TO DO »
Reproduce all the entries exactly.
** Begin WORKING DATA **
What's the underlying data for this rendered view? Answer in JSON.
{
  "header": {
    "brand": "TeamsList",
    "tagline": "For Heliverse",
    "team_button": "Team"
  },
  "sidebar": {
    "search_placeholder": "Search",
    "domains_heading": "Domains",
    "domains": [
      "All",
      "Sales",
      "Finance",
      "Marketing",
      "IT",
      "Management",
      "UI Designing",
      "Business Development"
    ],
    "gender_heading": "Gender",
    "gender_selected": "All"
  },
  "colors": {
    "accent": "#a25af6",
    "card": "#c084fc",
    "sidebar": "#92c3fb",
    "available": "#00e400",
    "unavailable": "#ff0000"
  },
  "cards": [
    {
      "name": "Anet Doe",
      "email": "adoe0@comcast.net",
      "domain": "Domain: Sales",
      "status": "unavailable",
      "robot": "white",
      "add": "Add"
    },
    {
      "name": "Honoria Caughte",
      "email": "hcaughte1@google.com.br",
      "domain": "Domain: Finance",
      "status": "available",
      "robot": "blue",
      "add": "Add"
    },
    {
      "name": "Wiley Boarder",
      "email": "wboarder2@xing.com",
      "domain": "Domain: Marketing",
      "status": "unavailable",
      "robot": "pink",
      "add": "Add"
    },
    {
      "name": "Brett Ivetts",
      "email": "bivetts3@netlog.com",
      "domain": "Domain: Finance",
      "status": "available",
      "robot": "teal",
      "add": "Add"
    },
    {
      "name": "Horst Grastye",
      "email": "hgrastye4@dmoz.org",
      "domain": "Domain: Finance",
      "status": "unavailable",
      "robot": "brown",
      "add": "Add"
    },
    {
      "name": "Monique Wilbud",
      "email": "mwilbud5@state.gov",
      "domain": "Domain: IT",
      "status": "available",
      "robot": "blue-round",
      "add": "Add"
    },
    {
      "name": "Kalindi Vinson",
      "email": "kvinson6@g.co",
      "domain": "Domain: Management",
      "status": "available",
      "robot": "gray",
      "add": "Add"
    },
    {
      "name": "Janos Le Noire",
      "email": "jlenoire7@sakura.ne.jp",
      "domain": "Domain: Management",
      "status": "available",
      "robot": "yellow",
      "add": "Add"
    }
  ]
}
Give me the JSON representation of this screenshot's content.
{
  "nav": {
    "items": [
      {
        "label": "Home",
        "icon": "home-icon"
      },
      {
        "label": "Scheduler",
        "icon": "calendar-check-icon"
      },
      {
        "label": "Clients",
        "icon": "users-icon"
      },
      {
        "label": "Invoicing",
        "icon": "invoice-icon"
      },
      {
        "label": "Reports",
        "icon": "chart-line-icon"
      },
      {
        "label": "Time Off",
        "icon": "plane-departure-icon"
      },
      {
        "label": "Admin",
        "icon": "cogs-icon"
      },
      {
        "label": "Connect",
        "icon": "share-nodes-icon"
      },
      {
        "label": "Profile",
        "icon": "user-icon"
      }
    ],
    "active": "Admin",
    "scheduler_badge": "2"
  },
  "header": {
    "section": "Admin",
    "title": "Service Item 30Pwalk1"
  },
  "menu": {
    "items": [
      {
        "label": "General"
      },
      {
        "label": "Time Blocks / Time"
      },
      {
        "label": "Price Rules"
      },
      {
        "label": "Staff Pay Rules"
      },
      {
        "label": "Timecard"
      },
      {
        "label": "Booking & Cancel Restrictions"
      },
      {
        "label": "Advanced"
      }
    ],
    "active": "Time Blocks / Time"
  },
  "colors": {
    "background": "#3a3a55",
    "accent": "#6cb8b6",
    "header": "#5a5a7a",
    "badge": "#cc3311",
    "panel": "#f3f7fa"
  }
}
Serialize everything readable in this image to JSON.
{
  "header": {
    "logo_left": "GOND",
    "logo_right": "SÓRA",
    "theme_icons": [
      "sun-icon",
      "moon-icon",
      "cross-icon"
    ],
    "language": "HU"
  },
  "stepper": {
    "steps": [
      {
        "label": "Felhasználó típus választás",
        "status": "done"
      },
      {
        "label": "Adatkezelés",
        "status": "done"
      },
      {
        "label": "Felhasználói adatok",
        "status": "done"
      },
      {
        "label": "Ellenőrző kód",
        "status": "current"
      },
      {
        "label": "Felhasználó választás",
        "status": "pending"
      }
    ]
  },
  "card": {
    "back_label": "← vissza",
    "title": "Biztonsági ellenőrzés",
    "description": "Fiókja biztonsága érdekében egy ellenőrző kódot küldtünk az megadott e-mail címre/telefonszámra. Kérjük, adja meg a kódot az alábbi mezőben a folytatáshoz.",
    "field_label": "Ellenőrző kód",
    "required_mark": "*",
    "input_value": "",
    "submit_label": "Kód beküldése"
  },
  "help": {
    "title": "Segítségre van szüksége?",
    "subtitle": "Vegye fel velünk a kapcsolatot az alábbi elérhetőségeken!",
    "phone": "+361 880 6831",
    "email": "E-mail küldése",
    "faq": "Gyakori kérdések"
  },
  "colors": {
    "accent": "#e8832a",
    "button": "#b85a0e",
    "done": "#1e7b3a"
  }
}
** End WORKING DATA **
SOLUTION TO THIS EXERCISE »
What's the underlying data for this rendered view? Answer in JSON.
{
  "header": {
    "brand": "TeamsList",
    "tagline": "For Heliverse",
    "team_button": "Team"
  },
  "sidebar": {
    "search_placeholder": "Search",
    "domains_heading": "Domains",
    "domains": [
      "All",
      "Sales",
      "Finance",
      "Marketing",
      "IT",
      "Management",
      "UI Designing",
      "Business Development"
    ],
    "gender_heading": "Gender",
    "gender_selected": "All"
  },
  "colors": {
    "accent": "#a25af6",
    "card": "#c084fc",
    "sidebar": "#92c3fb",
    "available": "#00e400",
    "unavailable": "#ff0000"
  },
  "cards": [
    {
      "name": "Anet Doe",
      "email": "adoe0@comcast.net",
      "domain": "Domain: Sales",
      "status": "unavailable",
      "robot": "white",
      "add": "Add"
    },
    {
      "name": "Honoria Caughte",
      "email": "hcaughte1@google.com.br",
      "domain": "Domain: Finance",
      "status": "available",
      "robot": "blue",
      "add": "Add"
    },
    {
      "name": "Wiley Boarder",
      "email": "wboarder2@xing.com",
      "domain": "Domain: Marketing",
      "status": "unavailable",
      "robot": "pink",
      "add": "Add"
    },
    {
      "name": "Brett Ivetts",
      "email": "bivetts3@netlog.com",
      "domain": "Domain: Finance",
      "status": "available",
      "robot": "teal",
      "add": "Add"
    },
    {
      "name": "Horst Grastye",
      "email": "hgrastye4@dmoz.org",
      "domain": "Domain: Finance",
      "status": "unavailable",
      "robot": "brown",
      "add": "Add"
    },
    {
      "name": "Monique Wilbud",
      "email": "mwilbud5@state.gov",
      "domain": "Domain: IT",
      "status": "available",
      "robot": "blue-round",
      "add": "Add"
    },
    {
      "name": "Kalindi Vinson",
      "email": "kvinson6@g.co",
      "domain": "Domain: Management",
      "status": "available",
      "robot": "gray",
      "add": "Add"
    },
    {
      "name": "Janos Le Noire",
      "email": "jlenoire7@sakura.ne.jp",
      "domain": "Domain: Management",
      "status": "available",
      "robot": "yellow",
      "add": "Add"
    }
  ]
}
Give me the JSON representation of this screenshot's content.
{
  "nav": {
    "items": [
      {
        "label": "Home",
        "icon": "home-icon"
      },
      {
        "label": "Scheduler",
        "icon": "calendar-check-icon"
      },
      {
        "label": "Clients",
        "icon": "users-icon"
      },
      {
        "label": "Invoicing",
        "icon": "invoice-icon"
      },
      {
        "label": "Reports",
        "icon": "chart-line-icon"
      },
      {
        "label": "Time Off",
        "icon": "plane-departure-icon"
      },
      {
        "label": "Admin",
        "icon": "cogs-icon"
      },
      {
        "label": "Connect",
        "icon": "share-nodes-icon"
      },
      {
        "label": "Profile",
        "icon": "user-icon"
      }
    ],
    "active": "Admin",
    "scheduler_badge": "2"
  },
  "header": {
    "section": "Admin",
    "title": "Service Item 30Pwalk1"
  },
  "menu": {
    "items": [
      {
        "label": "General"
      },
      {
        "label": "Time Blocks / Time"
      },
      {
        "label": "Price Rules"
      },
      {
        "label": "Staff Pay Rules"
      },
      {
        "label": "Timecard"
      },
      {
        "label": "Booking & Cancel Restrictions"
      },
      {
        "label": "Advanced"
      }
    ],
    "active": "Time Blocks / Time"
  },
  "colors": {
    "background": "#3a3a55",
    "accent": "#6cb8b6",
    "header": "#5a5a7a",
    "badge": "#cc3311",
    "panel": "#f3f7fa"
  }
}
Serialize everything readable in this image to JSON.
{
  "header": {
    "logo_left": "GOND",
    "logo_right": "SÓRA",
    "theme_icons": [
      "sun-icon",
      "moon-icon",
      "cross-icon"
    ],
    "language": "HU"
  },
  "stepper": {
    "steps": [
      {
        "label": "Felhasználó típus választás",
        "status": "done"
      },
      {
        "label": "Adatkezelés",
        "status": "done"
      },
      {
        "label": "Felhasználói adatok",
        "status": "done"
      },
      {
        "label": "Ellenőrző kód",
        "status": "current"
      },
      {
        "label": "Felhasználó választás",
        "status": "pending"
      }
    ]
  },
  "card": {
    "back_label": "← vissza",
    "title": "Biztonsági ellenőrzés",
    "description": "Fiókja biztonsága érdekében egy ellenőrző kódot küldtünk az megadott e-mail címre/telefonszámra. Kérjük, adja meg a kódot az alábbi mezőben a folytatáshoz.",
    "field_label": "Ellenőrző kód",
    "required_mark": "*",
    "input_value": "",
    "submit_label": "Kód beküldése"
  },
  "help": {
    "title": "Segítségre van szüksége?",
    "subtitle": "Vegye fel velünk a kapcsolatot az alábbi elérhetőségeken!",
    "phone": "+361 880 6831",
    "email": "E-mail küldése",
    "faq": "Gyakori kérdések"
  },
  "colors": {
    "accent": "#e8832a",
    "button": "#b85a0e",
    "done": "#1e7b3a"
  }
}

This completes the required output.